* [Trecho fornecido]:
————————

Ticiano é o primeiro grande pintor veneziano com uma escala nacional e até internacional. O seu sucesso é tão grande que, quando morre, é um homem rico, que recebe uma tença de Filipe II para pintar, mesmo quando o rei não lhe encomenda nada em particular.” Soromenho fala em “estilo tardio” porque há nesta Maria Madalena que a partir desta terça-feira e até 28 de Abril se pode ver no MNAA “uma pincela nervosa”, uma “interligação dos elementos todos”, “um vaso e um crânio de contornos difusos” que sugerem as formas em vez de as definir.

Aliada a uma grande riqueza cromática, a pincelada mais larga e mais expressiva que viria a marcar a sua obra a partir, grosso modo, de 1530, é o que desde logo distingue, segundo Giorgio Vasari (1511-1574), o primeiro biógrafo dos artistas italianos da Renascença, a produção de Veneza da de Florença, onde o desenho, a linha, são vistos como a essência da pintura.

Jeito para o negócio

A paixão de Maria de Magdala, a pequena cidade da Galileia de onde era oriunda (de Magdala evolui depois para Madalena), é um tema que Ticiano pinta na segunda metade da vida, quase sempre a pedido de um encomendador. “Ele tinha um sentido de negócio moderno, era astuto e houve até quem lhe chamasse ganancioso”, acrescenta o conservador. “Sabia compreender as tendências do mercado e responder-lhes. Esta versão do Hermitage, por exemplo, tem uma paleta mais escura e mais dramática do que outras anteriores. É uma paleta que serve muito bem a intensidade da expressão desta mulher e a piedade típica do século XVI, mas há outra posterior [pertence à colecção do Museu Capodimonte, em Nápoles] que tem cores muito mais claras. Pode ter a ver com quem estava a encomendar…”

Por razões que se desconhecem, Ticiano conservou a versão que acabou na colecção do Hermitage em sua casa até ao fim. Diz a lenda que terá, aliás, morrido com a pintura nas mãos. Só cinco anos depois o filho Pomponio, com quem deixara de falar por causa de dinheiro, a vendeu a um aristocrata, Cristoforo Barbarigo, em cuja família ficou até 1850, ano em que passou a integrar o acervo do museu russo.

————————

* [Dados disponíveis]:
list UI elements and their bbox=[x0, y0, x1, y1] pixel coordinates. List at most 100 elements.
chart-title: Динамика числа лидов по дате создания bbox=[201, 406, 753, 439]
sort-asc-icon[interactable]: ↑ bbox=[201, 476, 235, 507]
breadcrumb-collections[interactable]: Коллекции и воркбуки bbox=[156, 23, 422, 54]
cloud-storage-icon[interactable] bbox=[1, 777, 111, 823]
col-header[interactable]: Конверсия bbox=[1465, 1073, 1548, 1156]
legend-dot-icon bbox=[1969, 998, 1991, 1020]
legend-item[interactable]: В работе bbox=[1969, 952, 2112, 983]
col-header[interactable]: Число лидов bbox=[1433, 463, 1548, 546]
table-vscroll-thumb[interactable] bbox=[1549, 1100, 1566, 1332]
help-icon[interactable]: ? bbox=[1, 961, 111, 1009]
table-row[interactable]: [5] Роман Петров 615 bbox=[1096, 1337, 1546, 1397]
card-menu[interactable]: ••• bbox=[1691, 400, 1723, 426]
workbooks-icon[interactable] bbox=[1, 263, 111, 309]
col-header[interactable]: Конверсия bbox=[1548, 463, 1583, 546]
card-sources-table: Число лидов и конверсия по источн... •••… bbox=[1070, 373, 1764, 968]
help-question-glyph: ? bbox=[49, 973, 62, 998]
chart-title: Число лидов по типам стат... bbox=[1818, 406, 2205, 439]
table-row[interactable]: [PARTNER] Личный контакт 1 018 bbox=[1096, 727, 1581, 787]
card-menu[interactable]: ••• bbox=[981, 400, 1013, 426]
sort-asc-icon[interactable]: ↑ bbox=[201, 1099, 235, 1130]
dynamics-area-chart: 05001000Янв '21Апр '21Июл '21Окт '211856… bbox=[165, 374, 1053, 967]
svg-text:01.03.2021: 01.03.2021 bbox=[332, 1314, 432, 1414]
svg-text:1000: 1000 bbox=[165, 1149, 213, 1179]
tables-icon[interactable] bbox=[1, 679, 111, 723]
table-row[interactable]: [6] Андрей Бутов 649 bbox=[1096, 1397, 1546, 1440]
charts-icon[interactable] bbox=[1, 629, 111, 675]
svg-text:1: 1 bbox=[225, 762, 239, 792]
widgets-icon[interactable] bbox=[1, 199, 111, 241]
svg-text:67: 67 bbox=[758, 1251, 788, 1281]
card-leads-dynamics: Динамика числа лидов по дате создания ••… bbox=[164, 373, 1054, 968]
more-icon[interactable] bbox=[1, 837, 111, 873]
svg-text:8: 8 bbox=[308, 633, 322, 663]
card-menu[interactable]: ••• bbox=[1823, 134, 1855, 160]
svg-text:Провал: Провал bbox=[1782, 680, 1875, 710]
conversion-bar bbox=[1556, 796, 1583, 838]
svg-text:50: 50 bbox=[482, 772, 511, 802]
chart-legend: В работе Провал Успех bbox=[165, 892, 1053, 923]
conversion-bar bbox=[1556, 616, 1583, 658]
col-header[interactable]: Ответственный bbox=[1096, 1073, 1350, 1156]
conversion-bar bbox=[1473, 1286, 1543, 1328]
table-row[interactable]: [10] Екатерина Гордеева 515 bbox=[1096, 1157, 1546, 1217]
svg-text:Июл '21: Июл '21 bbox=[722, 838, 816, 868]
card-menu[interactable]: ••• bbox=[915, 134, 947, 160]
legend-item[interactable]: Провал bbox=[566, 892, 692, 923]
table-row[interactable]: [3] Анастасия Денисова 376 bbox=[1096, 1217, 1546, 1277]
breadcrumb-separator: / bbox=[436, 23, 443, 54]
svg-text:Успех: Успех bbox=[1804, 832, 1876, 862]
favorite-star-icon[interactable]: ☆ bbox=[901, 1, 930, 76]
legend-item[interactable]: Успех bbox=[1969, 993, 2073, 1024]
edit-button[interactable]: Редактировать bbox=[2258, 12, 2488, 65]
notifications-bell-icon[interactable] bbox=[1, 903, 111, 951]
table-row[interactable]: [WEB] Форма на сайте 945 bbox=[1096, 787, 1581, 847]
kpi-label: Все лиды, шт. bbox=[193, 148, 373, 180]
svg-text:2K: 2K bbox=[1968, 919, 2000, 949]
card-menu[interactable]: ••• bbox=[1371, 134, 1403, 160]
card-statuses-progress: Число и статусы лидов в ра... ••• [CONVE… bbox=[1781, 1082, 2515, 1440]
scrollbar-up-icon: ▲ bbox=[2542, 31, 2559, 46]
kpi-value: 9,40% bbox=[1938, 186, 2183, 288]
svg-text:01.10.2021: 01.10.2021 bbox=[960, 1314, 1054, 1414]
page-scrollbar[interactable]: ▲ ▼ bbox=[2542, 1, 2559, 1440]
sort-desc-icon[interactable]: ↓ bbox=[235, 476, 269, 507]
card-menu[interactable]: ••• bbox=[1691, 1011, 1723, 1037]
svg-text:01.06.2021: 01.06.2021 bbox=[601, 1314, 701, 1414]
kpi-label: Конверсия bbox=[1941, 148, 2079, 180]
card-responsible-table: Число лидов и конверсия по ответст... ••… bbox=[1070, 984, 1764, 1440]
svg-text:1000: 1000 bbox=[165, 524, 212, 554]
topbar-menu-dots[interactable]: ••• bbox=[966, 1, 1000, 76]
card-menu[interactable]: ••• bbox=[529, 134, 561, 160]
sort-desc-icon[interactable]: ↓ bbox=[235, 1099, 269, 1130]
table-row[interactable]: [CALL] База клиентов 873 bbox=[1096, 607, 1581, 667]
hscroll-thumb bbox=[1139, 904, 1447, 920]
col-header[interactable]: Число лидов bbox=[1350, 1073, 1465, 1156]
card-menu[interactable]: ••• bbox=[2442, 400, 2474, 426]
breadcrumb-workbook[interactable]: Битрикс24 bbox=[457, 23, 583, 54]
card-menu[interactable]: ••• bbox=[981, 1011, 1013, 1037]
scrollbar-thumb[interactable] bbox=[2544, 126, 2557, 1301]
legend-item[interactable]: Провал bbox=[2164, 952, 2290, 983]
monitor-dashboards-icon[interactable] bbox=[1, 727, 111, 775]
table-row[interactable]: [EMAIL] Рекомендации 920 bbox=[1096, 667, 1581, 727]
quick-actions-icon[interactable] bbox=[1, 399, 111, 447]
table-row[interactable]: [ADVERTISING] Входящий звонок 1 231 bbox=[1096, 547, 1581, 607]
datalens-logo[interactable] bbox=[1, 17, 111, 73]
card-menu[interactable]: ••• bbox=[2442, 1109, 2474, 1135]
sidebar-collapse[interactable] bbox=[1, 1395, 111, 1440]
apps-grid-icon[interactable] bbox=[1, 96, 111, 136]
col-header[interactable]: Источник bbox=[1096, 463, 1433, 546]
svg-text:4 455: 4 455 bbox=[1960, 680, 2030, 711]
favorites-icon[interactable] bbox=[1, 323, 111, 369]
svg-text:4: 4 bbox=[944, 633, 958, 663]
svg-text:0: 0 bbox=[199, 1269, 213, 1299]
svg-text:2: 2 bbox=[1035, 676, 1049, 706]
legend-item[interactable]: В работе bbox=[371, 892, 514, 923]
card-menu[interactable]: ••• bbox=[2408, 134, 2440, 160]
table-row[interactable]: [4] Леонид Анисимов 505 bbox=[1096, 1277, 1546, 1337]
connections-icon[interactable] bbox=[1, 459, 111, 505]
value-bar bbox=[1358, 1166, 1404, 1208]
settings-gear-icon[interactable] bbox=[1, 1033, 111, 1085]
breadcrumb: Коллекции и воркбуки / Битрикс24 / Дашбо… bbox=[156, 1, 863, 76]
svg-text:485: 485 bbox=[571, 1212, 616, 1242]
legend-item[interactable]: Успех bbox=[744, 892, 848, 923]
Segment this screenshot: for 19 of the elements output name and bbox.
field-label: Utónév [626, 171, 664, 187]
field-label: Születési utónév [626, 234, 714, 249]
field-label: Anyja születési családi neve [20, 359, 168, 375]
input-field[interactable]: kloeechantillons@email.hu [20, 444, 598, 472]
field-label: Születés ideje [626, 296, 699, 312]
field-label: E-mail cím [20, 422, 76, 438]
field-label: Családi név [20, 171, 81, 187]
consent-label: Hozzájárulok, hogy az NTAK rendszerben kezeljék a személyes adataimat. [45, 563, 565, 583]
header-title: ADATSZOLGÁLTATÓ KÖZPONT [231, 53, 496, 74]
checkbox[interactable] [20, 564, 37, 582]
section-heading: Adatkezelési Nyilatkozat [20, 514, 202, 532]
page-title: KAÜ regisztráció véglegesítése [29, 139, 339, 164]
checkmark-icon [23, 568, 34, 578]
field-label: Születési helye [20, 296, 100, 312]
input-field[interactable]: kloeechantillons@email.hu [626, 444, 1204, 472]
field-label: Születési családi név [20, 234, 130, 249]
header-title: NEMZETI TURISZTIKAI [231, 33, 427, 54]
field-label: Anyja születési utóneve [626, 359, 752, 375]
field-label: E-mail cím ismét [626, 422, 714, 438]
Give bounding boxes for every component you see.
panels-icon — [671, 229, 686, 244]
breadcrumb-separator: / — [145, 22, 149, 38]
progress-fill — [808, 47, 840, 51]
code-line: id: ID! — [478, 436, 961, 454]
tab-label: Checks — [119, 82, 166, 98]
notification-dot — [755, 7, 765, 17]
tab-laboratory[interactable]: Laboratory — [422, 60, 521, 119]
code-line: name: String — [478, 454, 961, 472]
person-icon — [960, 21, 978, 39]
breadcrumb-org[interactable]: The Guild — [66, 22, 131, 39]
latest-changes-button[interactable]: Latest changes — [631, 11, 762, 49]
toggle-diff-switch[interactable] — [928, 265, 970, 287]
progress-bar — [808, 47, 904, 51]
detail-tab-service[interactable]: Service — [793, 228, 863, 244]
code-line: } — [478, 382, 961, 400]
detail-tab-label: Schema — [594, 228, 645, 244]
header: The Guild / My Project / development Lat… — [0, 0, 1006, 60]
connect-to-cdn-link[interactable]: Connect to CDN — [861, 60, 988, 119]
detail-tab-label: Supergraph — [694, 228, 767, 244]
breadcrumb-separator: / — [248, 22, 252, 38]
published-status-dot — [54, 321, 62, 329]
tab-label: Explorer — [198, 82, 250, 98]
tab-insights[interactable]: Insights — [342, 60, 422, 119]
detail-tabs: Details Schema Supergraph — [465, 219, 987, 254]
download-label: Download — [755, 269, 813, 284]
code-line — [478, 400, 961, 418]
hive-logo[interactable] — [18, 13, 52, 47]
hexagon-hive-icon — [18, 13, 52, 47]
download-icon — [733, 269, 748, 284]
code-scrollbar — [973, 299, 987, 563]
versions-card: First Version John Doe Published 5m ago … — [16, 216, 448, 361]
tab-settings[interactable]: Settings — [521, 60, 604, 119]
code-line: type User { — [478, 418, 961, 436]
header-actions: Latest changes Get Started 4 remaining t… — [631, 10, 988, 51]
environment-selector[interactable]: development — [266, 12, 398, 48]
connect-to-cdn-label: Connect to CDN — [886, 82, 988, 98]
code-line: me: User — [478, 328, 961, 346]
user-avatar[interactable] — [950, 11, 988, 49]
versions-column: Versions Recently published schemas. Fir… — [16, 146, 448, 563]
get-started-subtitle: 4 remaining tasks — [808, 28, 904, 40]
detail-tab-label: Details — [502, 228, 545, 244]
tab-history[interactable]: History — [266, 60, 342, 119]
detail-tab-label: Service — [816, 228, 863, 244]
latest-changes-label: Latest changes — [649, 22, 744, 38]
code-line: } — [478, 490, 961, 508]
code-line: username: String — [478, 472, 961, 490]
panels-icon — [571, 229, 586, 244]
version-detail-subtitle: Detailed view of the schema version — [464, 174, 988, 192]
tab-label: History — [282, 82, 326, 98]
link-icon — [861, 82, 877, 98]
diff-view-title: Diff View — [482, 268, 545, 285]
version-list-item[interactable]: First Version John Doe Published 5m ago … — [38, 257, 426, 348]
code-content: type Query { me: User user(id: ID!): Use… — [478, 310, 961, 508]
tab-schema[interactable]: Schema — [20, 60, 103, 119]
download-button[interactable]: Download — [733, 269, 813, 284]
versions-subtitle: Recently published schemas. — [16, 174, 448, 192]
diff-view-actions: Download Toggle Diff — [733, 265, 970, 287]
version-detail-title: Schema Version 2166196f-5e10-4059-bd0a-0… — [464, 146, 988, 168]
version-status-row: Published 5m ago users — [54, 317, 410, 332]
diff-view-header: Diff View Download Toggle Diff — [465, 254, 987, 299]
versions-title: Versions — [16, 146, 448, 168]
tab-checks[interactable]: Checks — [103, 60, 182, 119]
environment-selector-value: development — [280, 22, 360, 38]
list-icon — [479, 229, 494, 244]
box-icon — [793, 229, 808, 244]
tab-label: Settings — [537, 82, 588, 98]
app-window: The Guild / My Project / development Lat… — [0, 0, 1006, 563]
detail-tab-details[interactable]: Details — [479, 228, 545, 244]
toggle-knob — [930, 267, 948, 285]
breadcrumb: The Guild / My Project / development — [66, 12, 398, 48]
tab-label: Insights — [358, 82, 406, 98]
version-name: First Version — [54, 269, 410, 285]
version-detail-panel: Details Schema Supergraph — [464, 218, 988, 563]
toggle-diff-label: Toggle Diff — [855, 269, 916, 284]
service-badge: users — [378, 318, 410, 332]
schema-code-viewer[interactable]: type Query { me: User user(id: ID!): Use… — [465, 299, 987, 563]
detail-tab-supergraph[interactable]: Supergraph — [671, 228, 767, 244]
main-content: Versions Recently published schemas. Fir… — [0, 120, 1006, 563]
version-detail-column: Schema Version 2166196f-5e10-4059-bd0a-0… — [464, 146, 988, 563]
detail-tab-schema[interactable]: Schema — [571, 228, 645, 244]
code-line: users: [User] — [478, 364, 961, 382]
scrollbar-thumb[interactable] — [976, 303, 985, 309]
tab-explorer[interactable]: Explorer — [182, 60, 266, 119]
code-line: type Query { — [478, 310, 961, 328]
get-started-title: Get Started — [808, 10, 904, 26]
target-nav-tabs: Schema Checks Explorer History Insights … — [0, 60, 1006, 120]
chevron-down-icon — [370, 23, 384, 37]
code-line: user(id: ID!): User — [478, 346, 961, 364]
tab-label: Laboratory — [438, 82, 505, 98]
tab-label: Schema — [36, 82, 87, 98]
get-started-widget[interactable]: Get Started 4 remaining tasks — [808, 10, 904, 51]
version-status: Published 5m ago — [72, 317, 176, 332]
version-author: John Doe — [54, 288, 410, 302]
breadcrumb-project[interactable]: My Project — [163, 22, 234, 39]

————————

* [Tarefa solicitada 1]: De acordo com o trecho sobre Ticiano, até que ano a pintura permaneceu na família de Cristoforo Barbarigo?
* [Tarefa solicitada 2]: Reproduza fielmente a parte do trecho sobre Ticiano que começa em "Por razões que" e termina em "do museu russo.".

* [Resposta 1]: Até 1850.

* [Resposta 2]:
Por razões que se desconhecem, Ticiano conservou a versão que acabou na colecção do Hermitage em sua casa até ao fim. Diz a lenda que terá, aliás, morrido com a pintura nas mãos. Só cinco anos depois o filho Pomponio, com quem deixara de falar por causa de dinheiro, a vendeu a um aristocrata, Cristoforo Barbarigo, em cuja família ficou até 1850, ano em que passou a integrar o acervo do museu russo.